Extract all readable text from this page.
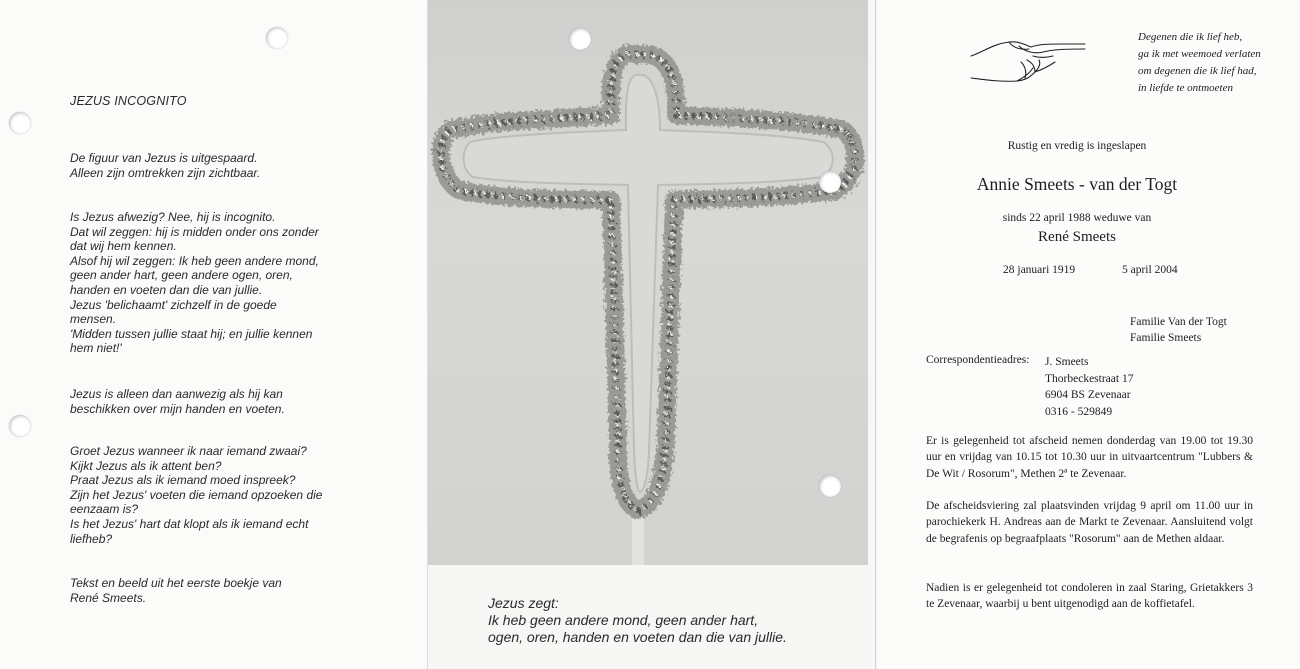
JEZUS INCOGNITO

De figuur van Jezus is uitgespaard.
Alleen zijn omtrekken zijn zichtbaar.

Is Jezus afwezig? Nee, hij is incognito.
Dat wil zeggen: hij is midden onder ons zonder
dat wij hem kennen.
Alsof hij wil zeggen: Ik heb geen andere mond,
geen ander hart, geen andere ogen, oren,
handen en voeten dan die van jullie.
Jezus 'belichaamt' zichzelf in de goede
mensen.
'Midden tussen jullie staat hij; en jullie kennen
hem niet!'

Jezus is alleen dan aanwezig als hij kan
beschikken over mijn handen en voeten.

Groet Jezus wanneer ik naar iemand zwaai?
Kijkt Jezus als ik attent ben?
Praat Jezus als ik iemand moed inspreek?
Zijn het Jezus' voeten die iemand opzoeken die
eenzaam is?
Is het Jezus' hart dat klopt als ik iemand echt
liefheb?

Tekst en beeld uit het eerste boekje van
René Smeets.	Jezus zegt:
Ik heb geen andere mond, geen ander hart,
ogen, oren, handen en voeten dan die van jullie.
Degenen die ik lief heb,
ga ik met weemoed verlaten
om degenen die ik lief had,
in liefde te ontmoeten
Rustig en vredig is ingeslapen
Annie Smeets - van der Togt
sinds 22 april 1988 weduwe van
René Smeets
28 januari 1919	5 april 2004
Familie Van der Togt
Familie Smeets
Correspondentieadres: J. Smeets
Thorbeckestraat 17
6904 BS Zevenaar
0316 - 529849
Er is gelegenheid tot afscheid nemen donderdag van 19.00 tot 19.30 uur en vrijdag van 10.15 tot 10.30 uur in uitvaartcentrum "Lubbers & De Wit / Rosorum", Methen 2ª te Zevenaar.
De afscheidsviering zal plaatsvinden vrijdag 9 april om 11.00 uur in parochiekerk H. Andreas aan de Markt te Zevenaar. Aansluitend volgt de begrafenis op begraafplaats "Rosorum" aan de Methen aldaar.
Nadien is er gelegenheid tot condoleren in zaal Staring, Grietakkers 3 te Zevenaar, waarbij u bent uitgenodigd aan de koffietafel.
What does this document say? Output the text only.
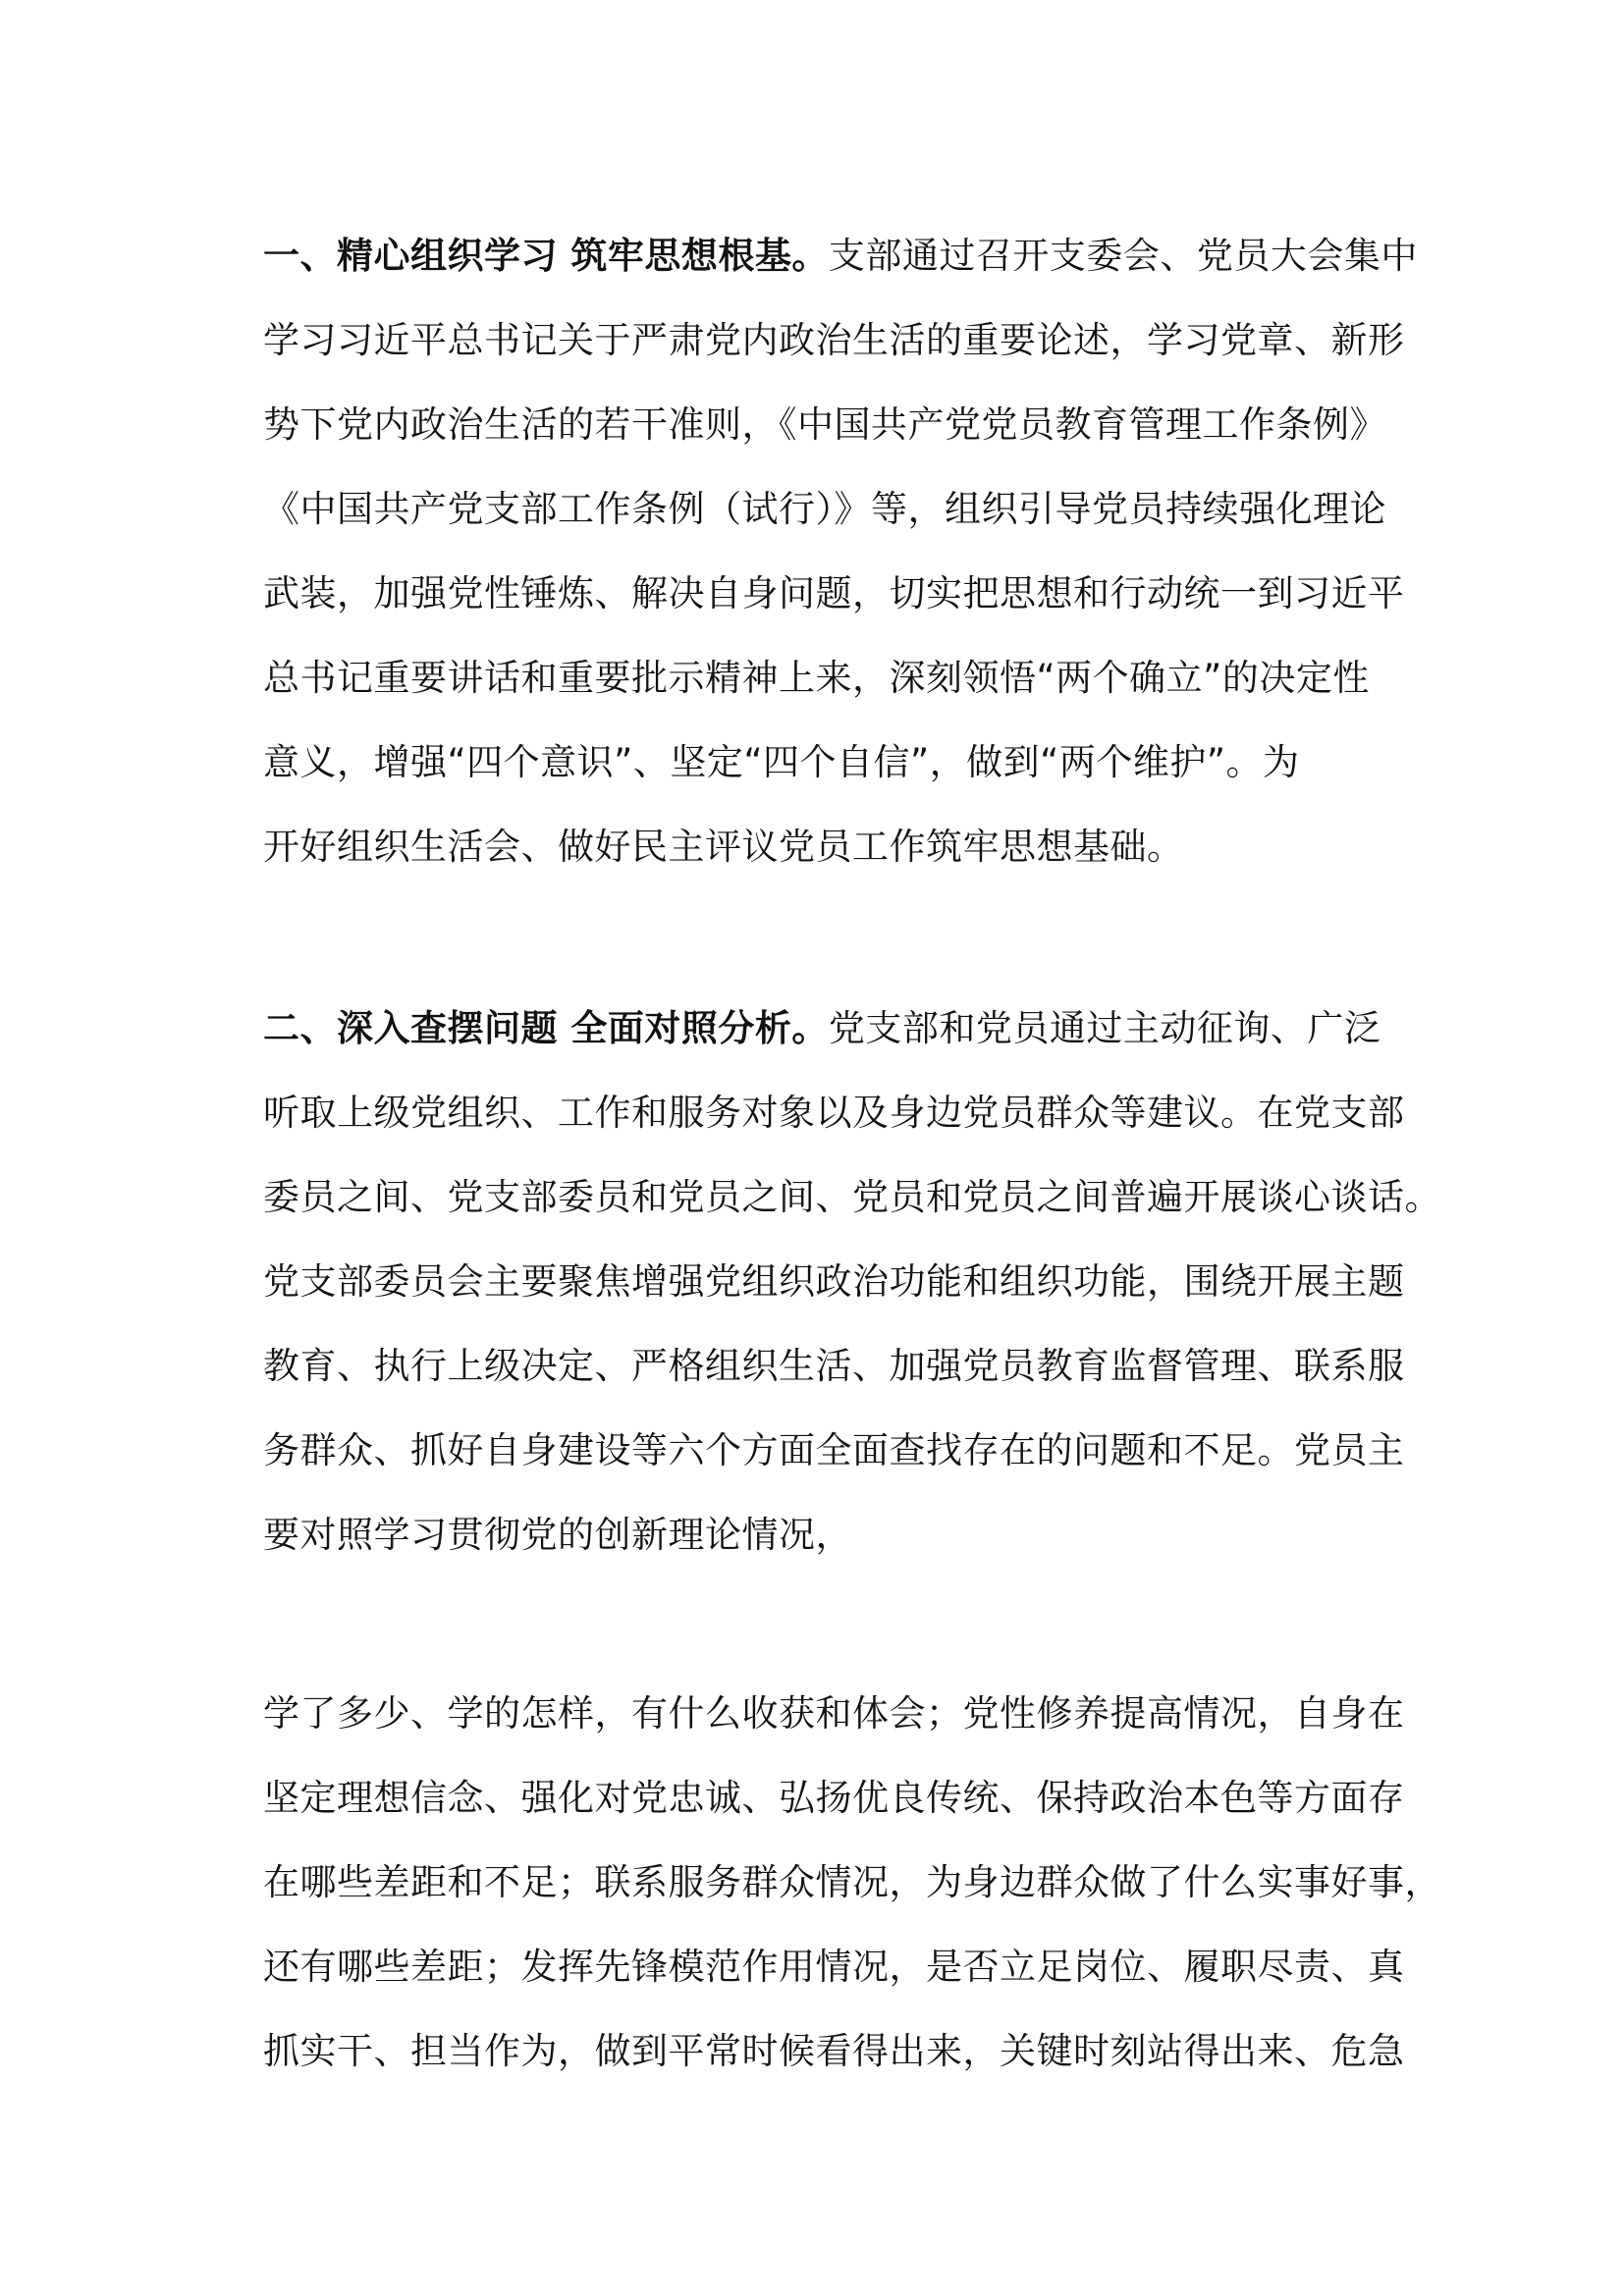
一、精心组织学习 筑牢思想根基。支部通过召开支委会、党员大会集中
学习习近平总书记关于严肃党内政治生活的重要论述，学习党章、新形
势下党内政治生活的若干准则，《中国共产党党员教育管理工作条例》
《中国共产党支部工作条例（试行）》等，组织引导党员持续强化理论
武装，加强党性锤炼、解决自身问题，切实把思想和行动统一到习近平
总书记重要讲话和重要批示精神上来，深刻领悟“两个确立”的决定性
意义，增强“四个意识”、坚定“四个自信”，做到“两个维护”。为
开好组织生活会、做好民主评议党员工作筑牢思想基础。
二、深入查摆问题 全面对照分析。党支部和党员通过主动征询、广泛
听取上级党组织、工作和服务对象以及身边党员群众等建议。在党支部
委员之间、党支部委员和党员之间、党员和党员之间普遍开展谈心谈话。
党支部委员会主要聚焦增强党组织政治功能和组织功能，围绕开展主题
教育、执行上级决定、严格组织生活、加强党员教育监督管理、联系服
务群众、抓好自身建设等六个方面全面查找存在的问题和不足。党员主
要对照学习贯彻党的创新理论情况，
学了多少、学的怎样，有什么收获和体会；党性修养提高情况，自身在
坚定理想信念、强化对党忠诚、弘扬优良传统、保持政治本色等方面存
在哪些差距和不足；联系服务群众情况，为身边群众做了什么实事好事，
还有哪些差距；发挥先锋模范作用情况，是否立足岗位、履职尽责、真
抓实干、担当作为，做到平常时候看得出来，关键时刻站得出来、危急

○ ○ ○ ○ ○ ○ ○

PROBLEM REQUIREMENTS. Copy every line in the listing above where the string "handen" turns up.

ANSWER TO THIS EXERCISE.
handen en voeten dan die van jullie.
beschikken over mijn handen en voeten.
ogen, oren, handen en voeten dan die van jullie.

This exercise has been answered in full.